## Work to do:
Each line that holds the word "name" is to be identified and copied.

## BEGIN Data for processing

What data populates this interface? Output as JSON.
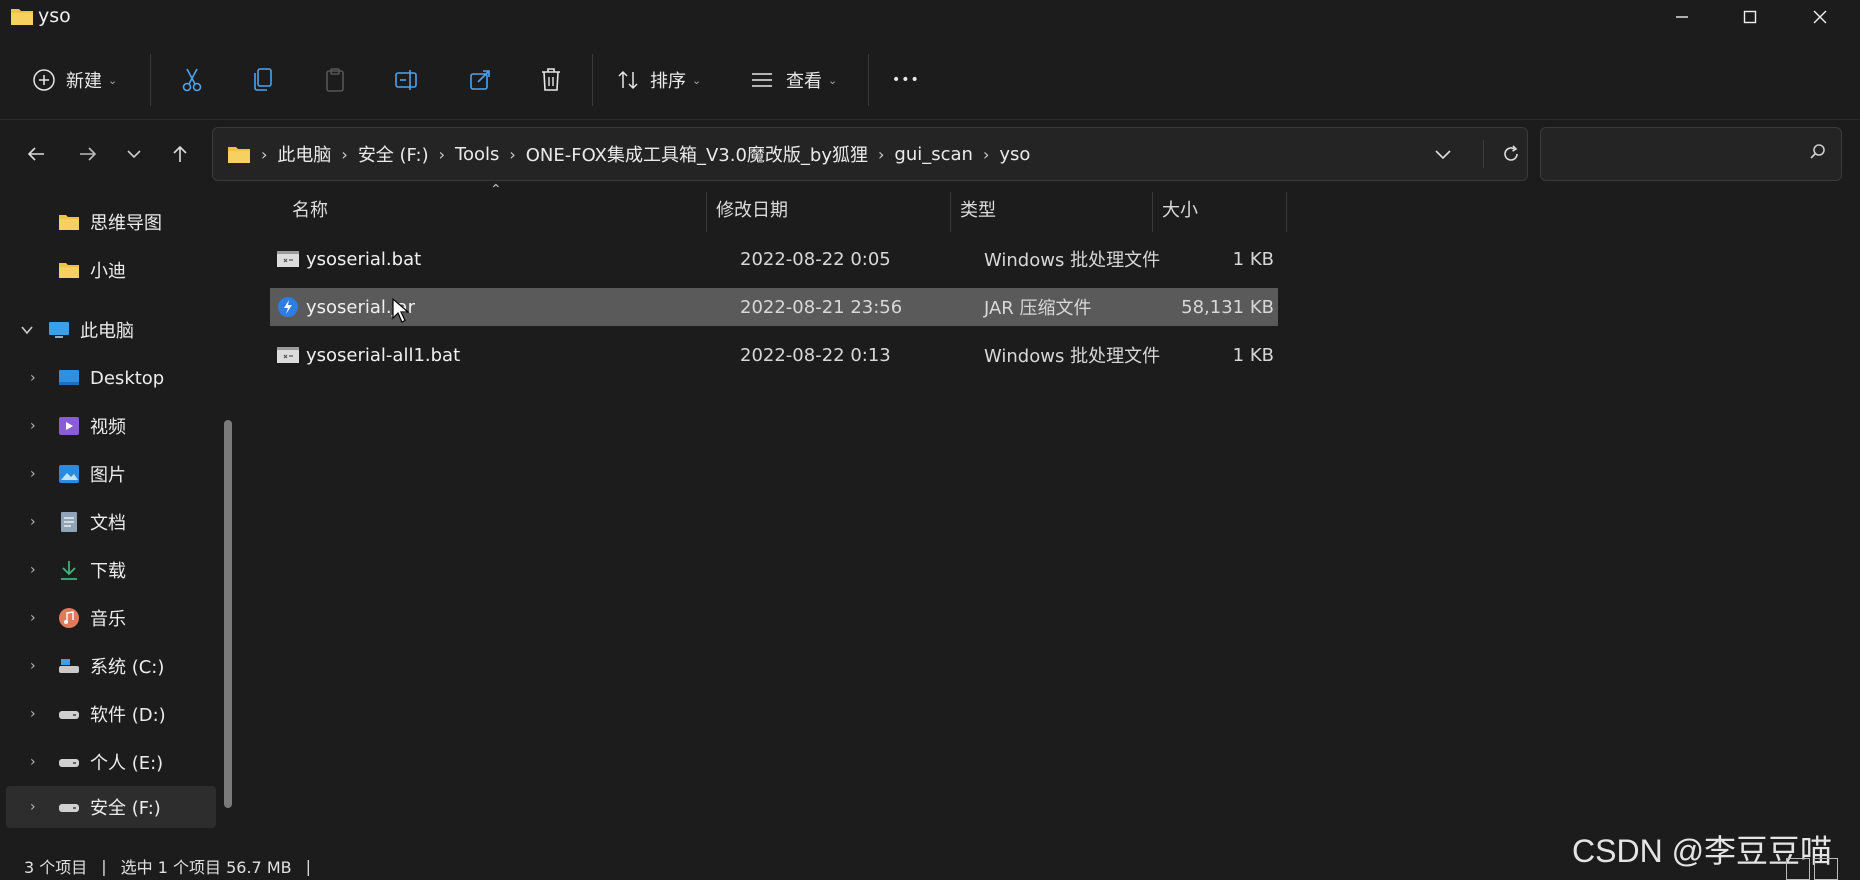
{
  "window": {
    "title": "yso",
    "minimize_glyph": "—",
    "maximize_glyph": "☐",
    "close_glyph": "✕"
  },
  "toolbar": {
    "new_label": "新建",
    "sort_label": "排序",
    "view_label": "查看",
    "more_glyph": "•••",
    "caret": "⌄"
  },
  "address": {
    "crumbs": [
      "此电脑",
      "安全 (F:)",
      "Tools",
      "ONE-FOX集成工具箱_V3.0魔改版_by狐狸",
      "gui_scan",
      "yso"
    ],
    "separator": "›",
    "search_placeholder": ""
  },
  "sidebar": {
    "items": [
      {
        "label": "思维导图",
        "icon": "folder-icon",
        "expandable": false
      },
      {
        "label": "小迪",
        "icon": "folder-icon",
        "expandable": false
      },
      {
        "label": "此电脑",
        "icon": "computer-icon",
        "expandable": true,
        "expanded": true
      },
      {
        "label": "Desktop",
        "icon": "desktop-icon",
        "expandable": true
      },
      {
        "label": "视频",
        "icon": "video-icon",
        "expandable": true
      },
      {
        "label": "图片",
        "icon": "picture-icon",
        "expandable": true
      },
      {
        "label": "文档",
        "icon": "document-icon",
        "expandable": true
      },
      {
        "label": "下载",
        "icon": "download-icon",
        "expandable": true
      },
      {
        "label": "音乐",
        "icon": "music-icon",
        "expandable": true
      },
      {
        "label": "系统 (C:)",
        "icon": "drive-icon",
        "expandable": true
      },
      {
        "label": "软件 (D:)",
        "icon": "drive-icon",
        "expandable": true
      },
      {
        "label": "个人 (E:)",
        "icon": "drive-icon",
        "expandable": true
      },
      {
        "label": "安全 (F:)",
        "icon": "drive-icon",
        "expandable": true,
        "selected": true
      }
    ]
  },
  "columns": {
    "name": "名称",
    "modified": "修改日期",
    "type": "类型",
    "size": "大小"
  },
  "files": [
    {
      "name": "ysoserial.bat",
      "modified": "2022-08-22 0:05",
      "type": "Windows 批处理文件",
      "size": "1 KB",
      "icon": "batch-file-icon",
      "selected": false
    },
    {
      "name": "ysoserial.jar",
      "modified": "2022-08-21 23:56",
      "type": "JAR 压缩文件",
      "size": "58,131 KB",
      "icon": "jar-file-icon",
      "selected": true
    },
    {
      "name": "ysoserial-all1.bat",
      "modified": "2022-08-22 0:13",
      "type": "Windows 批处理文件",
      "size": "1 KB",
      "icon": "batch-file-icon",
      "selected": false
    }
  ],
  "status": {
    "item_count": "3 个项目",
    "selection": "选中 1 个项目  56.7 MB",
    "separator": "|"
  },
  "watermark": "CSDN @李豆豆喵",
  "colors": {
    "background": "#1c1c1c",
    "selected_row": "#5a5a5a",
    "folder": "#f2c244",
    "accent_blue": "#2e7de0"
  }
}
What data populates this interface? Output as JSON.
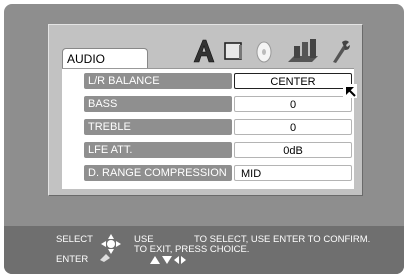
{
  "menu": {
    "tab_label": "AUDIO",
    "tab_icons": [
      "audio-a-icon",
      "display-icon",
      "disc-icon",
      "speaker-icon",
      "wrench-icon"
    ]
  },
  "rows": [
    {
      "name": "lr-balance",
      "label": "L/R BALANCE",
      "value": "CENTER",
      "selected": true
    },
    {
      "name": "bass",
      "label": "BASS",
      "value": "0"
    },
    {
      "name": "treble",
      "label": "TREBLE",
      "value": "0"
    },
    {
      "name": "lfe-att",
      "label": "LFE ATT.",
      "value": "0dB"
    },
    {
      "name": "d-range-compression",
      "label": "D. RANGE COMPRESSION",
      "value": "MID"
    }
  ],
  "footer": {
    "select_label": "SELECT",
    "enter_label": "ENTER",
    "use_label": "USE",
    "instruction": "TO SELECT, USE ENTER TO CONFIRM.",
    "exit_instruction": "TO EXIT, PRESS CHOICE."
  },
  "colors": {
    "background": "#8e8e8e",
    "panel": "#c2c2c2",
    "row_label_bg": "#8f8f8f",
    "bottom_bar": "#6f6f6f"
  }
}
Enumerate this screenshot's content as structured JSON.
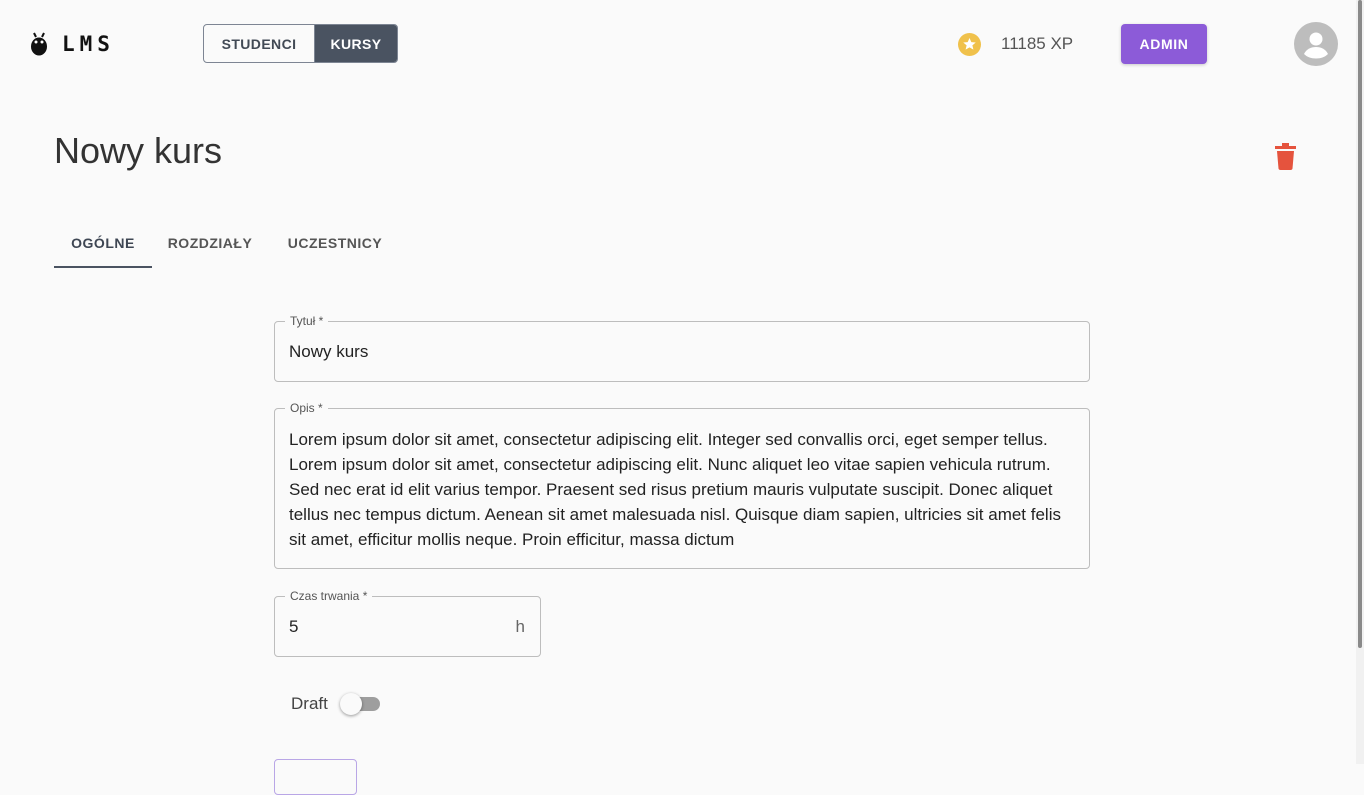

## END Data for processing

## Response to this exercise:
    "name": "名称",
      "name": "ysoserial.bat",
      "name": "ysoserial.jar",
      "name": "ysoserial-all1.bat",
      "name": "lr-balance",
      "name": "bass",
      "name": "treble",
      "name": "lfe-att",
      "name": "d-range-compression",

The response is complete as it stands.